§ Exercise objective: Write out every line of the items below word for word. Leave the pictures out.

(Labeled box items)
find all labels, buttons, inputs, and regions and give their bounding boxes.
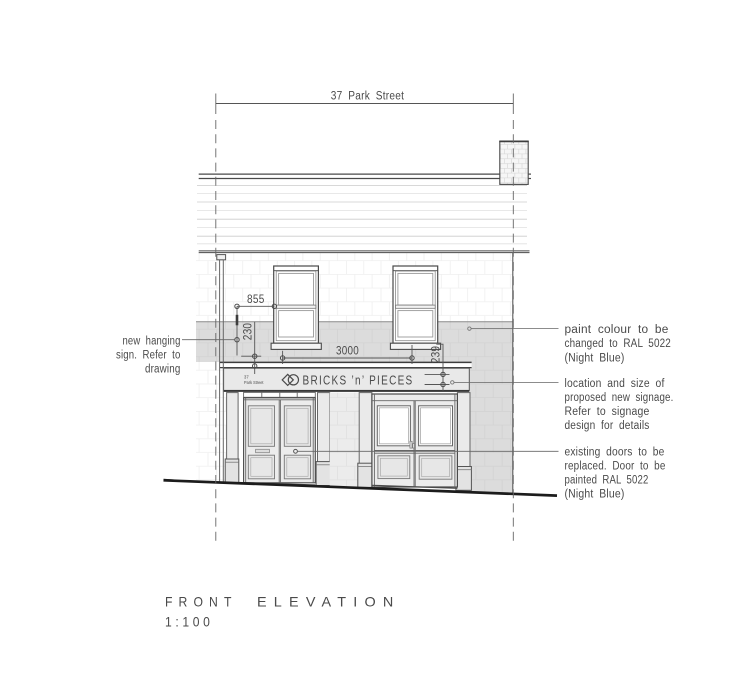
svg-text:changed to RAL 5022: changed to RAL 5022 bbox=[565, 338, 672, 350]
svg-text:37: 37 bbox=[244, 375, 249, 380]
svg-text:855: 855 bbox=[247, 294, 265, 306]
svg-text:proposed new signage.: proposed new signage. bbox=[565, 392, 674, 404]
svg-text:1:100: 1:100 bbox=[165, 614, 214, 630]
svg-text:drawing: drawing bbox=[145, 364, 181, 376]
svg-text:(Night Blue): (Night Blue) bbox=[565, 489, 625, 501]
svg-text:ELEVATION: ELEVATION bbox=[257, 594, 401, 610]
svg-text:FRONT: FRONT bbox=[165, 594, 238, 610]
svg-text:239: 239 bbox=[431, 346, 443, 364]
svg-text:existing doors to be: existing doors to be bbox=[565, 447, 665, 459]
svg-text:sign. Refer to: sign. Refer to bbox=[116, 350, 181, 362]
svg-text:replaced. Door to be: replaced. Door to be bbox=[565, 461, 666, 473]
svg-text:Park Street: Park Street bbox=[244, 380, 264, 385]
svg-text:location and size of: location and size of bbox=[565, 378, 666, 390]
svg-text:230: 230 bbox=[243, 323, 255, 341]
svg-text:3000: 3000 bbox=[336, 345, 359, 357]
svg-text:37 Park Street: 37 Park Street bbox=[331, 91, 405, 103]
svg-text:design for details: design for details bbox=[565, 420, 650, 432]
svg-text:paint colour to be: paint colour to be bbox=[565, 324, 669, 336]
svg-text:new hanging: new hanging bbox=[123, 336, 181, 348]
svg-text:(Night Blue): (Night Blue) bbox=[565, 352, 625, 364]
svg-text:BRICKS ’n’ PIECES: BRICKS ’n’ PIECES bbox=[303, 373, 414, 387]
svg-text:Refer to signage: Refer to signage bbox=[565, 406, 650, 418]
svg-text:painted RAL 5022: painted RAL 5022 bbox=[565, 475, 649, 487]
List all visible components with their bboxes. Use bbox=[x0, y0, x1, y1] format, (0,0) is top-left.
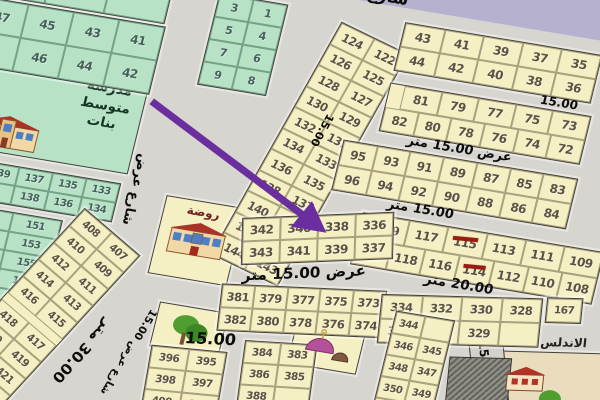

§ Exercise answer:
find all labels, buttons, inputs, and regions and give their bounding boxes.
svg-text:changed to RAL 5022: changed to RAL 5022 bbox=[565, 338, 672, 350]
svg-text:37: 37 bbox=[244, 375, 249, 380]
svg-text:855: 855 bbox=[247, 294, 265, 306]
svg-text:proposed new signage.: proposed new signage. bbox=[565, 392, 674, 404]
svg-text:1:100: 1:100 bbox=[165, 614, 214, 630]
svg-text:drawing: drawing bbox=[145, 364, 181, 376]
svg-text:(Night Blue): (Night Blue) bbox=[565, 489, 625, 501]
svg-text:ELEVATION: ELEVATION bbox=[257, 594, 401, 610]
svg-text:FRONT: FRONT bbox=[165, 594, 238, 610]
svg-text:239: 239 bbox=[431, 346, 443, 364]
svg-text:existing doors to be: existing doors to be bbox=[565, 447, 665, 459]
svg-text:sign. Refer to: sign. Refer to bbox=[116, 350, 181, 362]
svg-text:replaced. Door to be: replaced. Door to be bbox=[565, 461, 666, 473]
svg-text:Park Street: Park Street bbox=[244, 380, 264, 385]
svg-text:location and size of: location and size of bbox=[565, 378, 666, 390]
svg-text:230: 230 bbox=[243, 323, 255, 341]
svg-text:3000: 3000 bbox=[336, 345, 359, 357]
svg-text:37 Park Street: 37 Park Street bbox=[331, 91, 405, 103]
svg-text:design for details: design for details bbox=[565, 420, 650, 432]
svg-text:paint colour to be: paint colour to be bbox=[565, 324, 669, 336]
svg-text:new hanging: new hanging bbox=[123, 336, 181, 348]
svg-text:(Night Blue): (Night Blue) bbox=[565, 352, 625, 364]
svg-text:BRICKS ’n’ PIECES: BRICKS ’n’ PIECES bbox=[303, 373, 414, 387]
svg-text:Refer to signage: Refer to signage bbox=[565, 406, 650, 418]
svg-text:painted RAL 5022: painted RAL 5022 bbox=[565, 475, 649, 487]
List all visible components with their bboxes. Use bbox=[x0, y0, x1, y1] format, (0,0) is top-left.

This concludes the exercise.